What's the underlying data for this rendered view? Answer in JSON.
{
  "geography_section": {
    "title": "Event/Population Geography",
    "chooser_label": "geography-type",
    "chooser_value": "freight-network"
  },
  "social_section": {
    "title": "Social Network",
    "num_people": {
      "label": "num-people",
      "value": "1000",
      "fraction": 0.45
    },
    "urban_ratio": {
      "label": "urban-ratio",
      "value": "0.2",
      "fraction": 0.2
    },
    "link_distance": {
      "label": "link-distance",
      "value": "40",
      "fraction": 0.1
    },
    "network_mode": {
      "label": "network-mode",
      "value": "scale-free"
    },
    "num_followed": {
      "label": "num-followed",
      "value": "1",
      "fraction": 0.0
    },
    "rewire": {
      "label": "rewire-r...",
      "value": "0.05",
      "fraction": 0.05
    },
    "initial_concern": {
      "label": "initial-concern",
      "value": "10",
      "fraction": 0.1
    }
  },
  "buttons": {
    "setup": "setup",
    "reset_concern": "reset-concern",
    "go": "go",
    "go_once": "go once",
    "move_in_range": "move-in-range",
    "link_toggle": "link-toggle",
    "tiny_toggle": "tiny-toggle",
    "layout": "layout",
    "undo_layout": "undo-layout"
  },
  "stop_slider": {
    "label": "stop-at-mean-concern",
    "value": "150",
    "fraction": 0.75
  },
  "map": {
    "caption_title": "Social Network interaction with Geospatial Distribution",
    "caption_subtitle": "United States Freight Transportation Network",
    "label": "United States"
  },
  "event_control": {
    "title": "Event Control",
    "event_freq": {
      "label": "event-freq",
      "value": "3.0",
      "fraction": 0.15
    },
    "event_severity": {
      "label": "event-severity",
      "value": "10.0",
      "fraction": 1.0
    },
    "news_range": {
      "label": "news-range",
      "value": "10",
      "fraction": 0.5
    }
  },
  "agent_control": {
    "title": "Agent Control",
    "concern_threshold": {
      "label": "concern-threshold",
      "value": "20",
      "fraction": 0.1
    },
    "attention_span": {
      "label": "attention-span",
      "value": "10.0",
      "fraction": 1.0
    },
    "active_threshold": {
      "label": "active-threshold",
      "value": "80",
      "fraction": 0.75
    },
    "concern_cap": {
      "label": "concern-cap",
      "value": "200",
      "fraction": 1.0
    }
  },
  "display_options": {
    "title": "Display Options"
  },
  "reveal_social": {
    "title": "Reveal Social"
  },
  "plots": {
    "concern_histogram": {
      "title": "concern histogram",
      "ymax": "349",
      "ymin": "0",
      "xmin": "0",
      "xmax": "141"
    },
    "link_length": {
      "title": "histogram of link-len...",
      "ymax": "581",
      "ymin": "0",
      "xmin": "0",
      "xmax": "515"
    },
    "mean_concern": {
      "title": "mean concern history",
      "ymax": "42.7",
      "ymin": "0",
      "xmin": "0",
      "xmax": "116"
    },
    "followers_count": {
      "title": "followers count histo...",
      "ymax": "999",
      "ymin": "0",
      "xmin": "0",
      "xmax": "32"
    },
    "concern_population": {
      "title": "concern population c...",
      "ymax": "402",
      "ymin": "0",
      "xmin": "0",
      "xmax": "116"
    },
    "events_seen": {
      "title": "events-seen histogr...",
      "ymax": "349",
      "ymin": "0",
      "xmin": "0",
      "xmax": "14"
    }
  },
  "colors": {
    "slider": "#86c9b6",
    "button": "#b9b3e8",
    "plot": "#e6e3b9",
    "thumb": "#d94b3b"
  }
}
──────────────────────────────
Report how many lines in the listing above include the word "xmax". Give nothing but the number.

▸ Exercise result
6